Read the listing below and copy out every line that holds "Control".

- - - - -

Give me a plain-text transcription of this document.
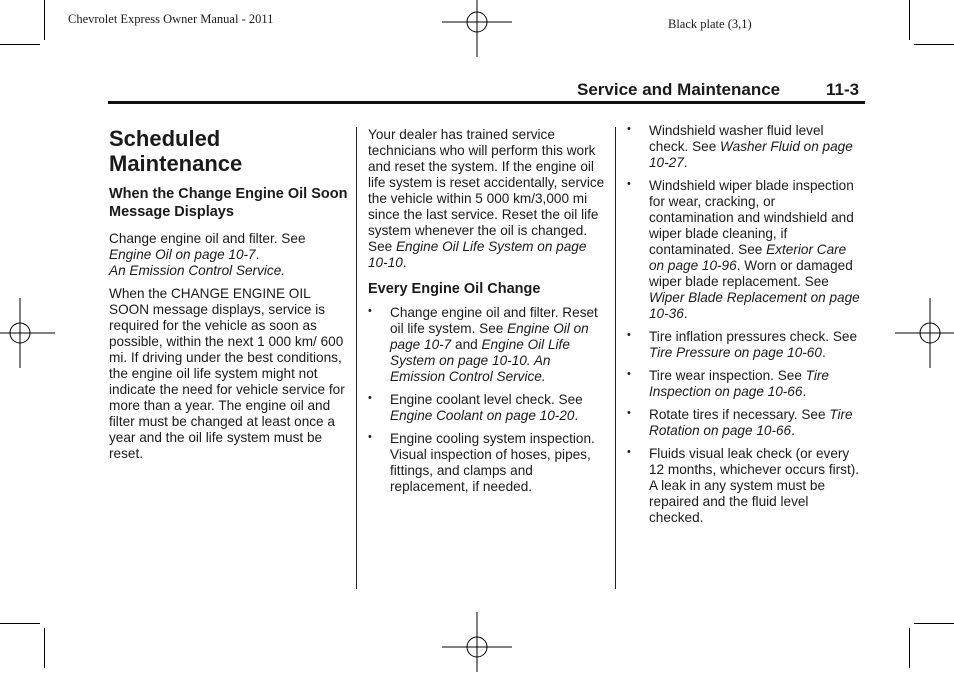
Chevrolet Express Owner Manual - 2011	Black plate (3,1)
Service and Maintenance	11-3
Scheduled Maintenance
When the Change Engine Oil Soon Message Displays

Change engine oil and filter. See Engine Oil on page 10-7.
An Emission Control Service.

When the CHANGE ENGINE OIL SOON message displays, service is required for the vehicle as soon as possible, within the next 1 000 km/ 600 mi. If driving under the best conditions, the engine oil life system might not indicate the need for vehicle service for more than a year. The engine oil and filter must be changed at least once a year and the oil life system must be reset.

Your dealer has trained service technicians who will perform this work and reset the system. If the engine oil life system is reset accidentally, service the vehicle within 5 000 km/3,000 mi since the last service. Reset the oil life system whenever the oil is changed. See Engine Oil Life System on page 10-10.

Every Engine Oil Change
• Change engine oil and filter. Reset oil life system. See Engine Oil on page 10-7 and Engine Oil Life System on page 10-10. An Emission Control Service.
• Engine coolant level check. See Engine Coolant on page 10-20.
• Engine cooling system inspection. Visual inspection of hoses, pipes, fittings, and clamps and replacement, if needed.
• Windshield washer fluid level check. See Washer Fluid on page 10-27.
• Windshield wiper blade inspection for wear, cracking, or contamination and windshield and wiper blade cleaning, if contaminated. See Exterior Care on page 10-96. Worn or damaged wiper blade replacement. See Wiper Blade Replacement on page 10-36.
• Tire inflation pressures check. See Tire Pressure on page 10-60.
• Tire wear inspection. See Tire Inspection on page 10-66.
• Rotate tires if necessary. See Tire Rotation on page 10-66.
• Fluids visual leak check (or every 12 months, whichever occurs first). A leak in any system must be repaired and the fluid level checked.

- - - - -

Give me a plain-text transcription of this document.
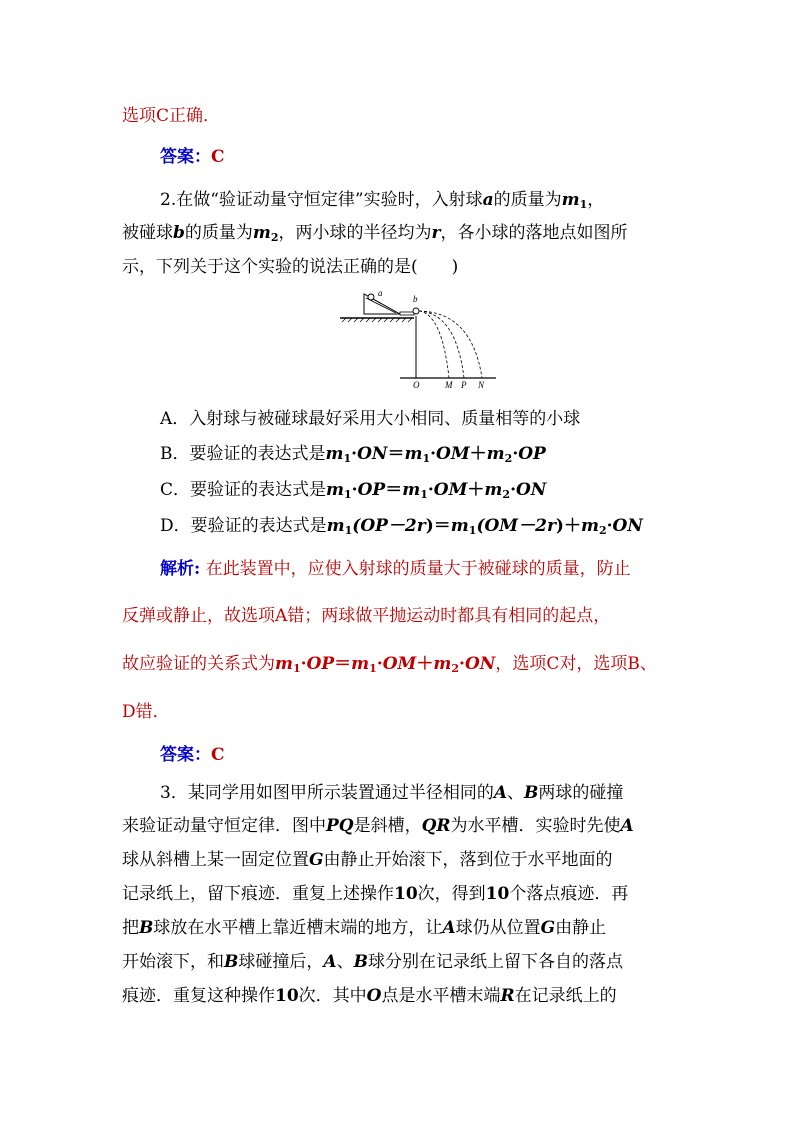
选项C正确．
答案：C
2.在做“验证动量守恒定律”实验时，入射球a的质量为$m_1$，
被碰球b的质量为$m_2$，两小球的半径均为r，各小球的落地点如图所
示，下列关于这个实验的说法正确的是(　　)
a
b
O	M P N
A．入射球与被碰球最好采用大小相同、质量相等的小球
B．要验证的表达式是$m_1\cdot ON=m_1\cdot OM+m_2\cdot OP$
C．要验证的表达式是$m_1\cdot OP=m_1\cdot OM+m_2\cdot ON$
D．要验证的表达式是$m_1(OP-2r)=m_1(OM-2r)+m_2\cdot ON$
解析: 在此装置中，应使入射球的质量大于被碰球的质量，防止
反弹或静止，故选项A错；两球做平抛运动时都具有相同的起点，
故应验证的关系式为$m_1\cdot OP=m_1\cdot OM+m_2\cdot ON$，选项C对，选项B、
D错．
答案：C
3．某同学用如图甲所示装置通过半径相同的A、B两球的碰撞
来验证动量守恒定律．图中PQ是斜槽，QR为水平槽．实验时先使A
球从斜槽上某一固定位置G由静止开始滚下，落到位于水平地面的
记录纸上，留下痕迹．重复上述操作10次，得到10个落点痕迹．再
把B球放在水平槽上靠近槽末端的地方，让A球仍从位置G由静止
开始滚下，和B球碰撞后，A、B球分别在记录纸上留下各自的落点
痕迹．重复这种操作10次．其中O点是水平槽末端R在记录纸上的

- - - - -

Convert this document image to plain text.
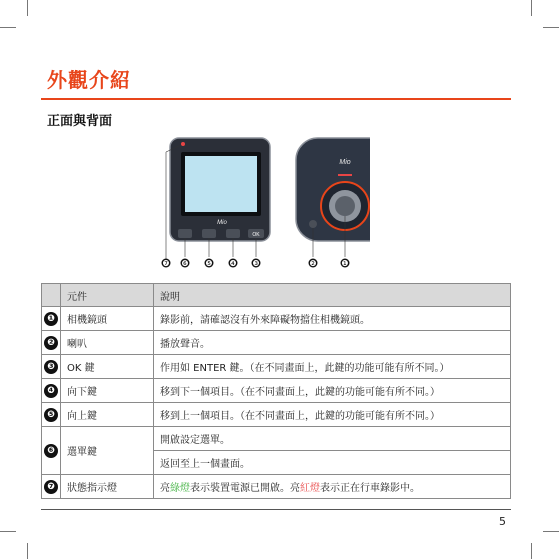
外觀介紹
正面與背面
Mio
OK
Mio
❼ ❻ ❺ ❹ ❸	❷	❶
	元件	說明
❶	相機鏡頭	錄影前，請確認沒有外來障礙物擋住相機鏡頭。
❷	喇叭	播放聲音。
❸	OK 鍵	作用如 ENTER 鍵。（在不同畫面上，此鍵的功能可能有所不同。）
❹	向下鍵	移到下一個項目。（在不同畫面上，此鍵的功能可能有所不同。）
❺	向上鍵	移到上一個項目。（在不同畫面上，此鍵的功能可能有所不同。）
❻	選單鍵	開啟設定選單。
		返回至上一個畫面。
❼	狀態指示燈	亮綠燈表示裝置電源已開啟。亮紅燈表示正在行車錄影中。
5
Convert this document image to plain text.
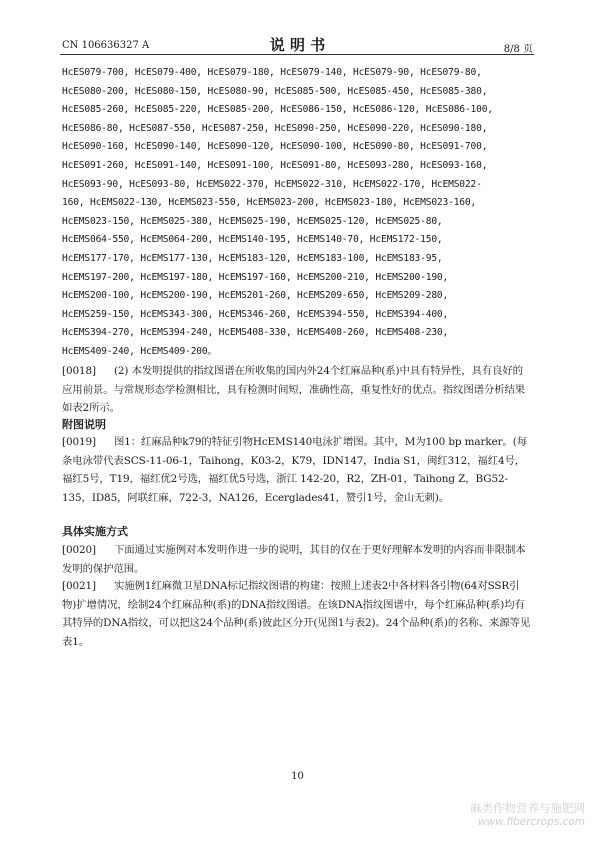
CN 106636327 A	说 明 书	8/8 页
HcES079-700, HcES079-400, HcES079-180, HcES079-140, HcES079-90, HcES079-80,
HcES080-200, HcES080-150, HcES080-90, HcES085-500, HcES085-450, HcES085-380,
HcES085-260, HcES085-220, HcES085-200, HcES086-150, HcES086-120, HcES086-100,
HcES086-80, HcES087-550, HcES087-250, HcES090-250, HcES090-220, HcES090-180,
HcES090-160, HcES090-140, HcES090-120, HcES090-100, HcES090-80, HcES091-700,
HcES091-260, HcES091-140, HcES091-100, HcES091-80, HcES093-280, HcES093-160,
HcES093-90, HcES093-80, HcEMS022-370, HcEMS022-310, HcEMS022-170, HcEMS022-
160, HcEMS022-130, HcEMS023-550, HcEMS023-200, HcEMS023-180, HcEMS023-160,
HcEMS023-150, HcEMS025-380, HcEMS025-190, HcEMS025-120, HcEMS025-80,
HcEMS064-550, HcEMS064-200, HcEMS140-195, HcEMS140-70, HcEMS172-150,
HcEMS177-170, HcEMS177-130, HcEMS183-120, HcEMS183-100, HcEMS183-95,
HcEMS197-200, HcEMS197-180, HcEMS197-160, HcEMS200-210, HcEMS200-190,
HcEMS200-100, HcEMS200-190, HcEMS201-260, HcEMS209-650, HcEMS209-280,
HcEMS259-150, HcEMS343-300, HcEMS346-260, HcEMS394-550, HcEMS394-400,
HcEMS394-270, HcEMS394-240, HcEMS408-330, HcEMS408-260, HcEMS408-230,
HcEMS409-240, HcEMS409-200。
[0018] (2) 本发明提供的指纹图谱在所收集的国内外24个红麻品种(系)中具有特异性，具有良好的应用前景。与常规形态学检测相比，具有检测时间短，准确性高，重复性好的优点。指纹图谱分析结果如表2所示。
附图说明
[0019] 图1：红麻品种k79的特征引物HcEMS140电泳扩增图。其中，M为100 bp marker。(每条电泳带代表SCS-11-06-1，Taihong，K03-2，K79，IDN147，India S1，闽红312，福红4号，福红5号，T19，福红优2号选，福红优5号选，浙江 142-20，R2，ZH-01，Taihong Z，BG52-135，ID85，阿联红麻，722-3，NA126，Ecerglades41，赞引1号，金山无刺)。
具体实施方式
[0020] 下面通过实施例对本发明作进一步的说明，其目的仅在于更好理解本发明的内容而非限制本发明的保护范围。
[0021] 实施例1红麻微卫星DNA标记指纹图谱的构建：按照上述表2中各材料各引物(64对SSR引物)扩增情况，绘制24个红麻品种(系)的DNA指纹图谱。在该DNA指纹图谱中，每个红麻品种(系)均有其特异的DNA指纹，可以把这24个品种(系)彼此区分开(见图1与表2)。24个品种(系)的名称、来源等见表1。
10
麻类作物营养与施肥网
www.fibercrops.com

- - - - -

**Final result**
An Emission Control Service.
• Change engine oil and filter. Reset oil life system. See Engine Oil on page 10-7 and Engine Oil Life System on page 10-10. An Emission Control Service.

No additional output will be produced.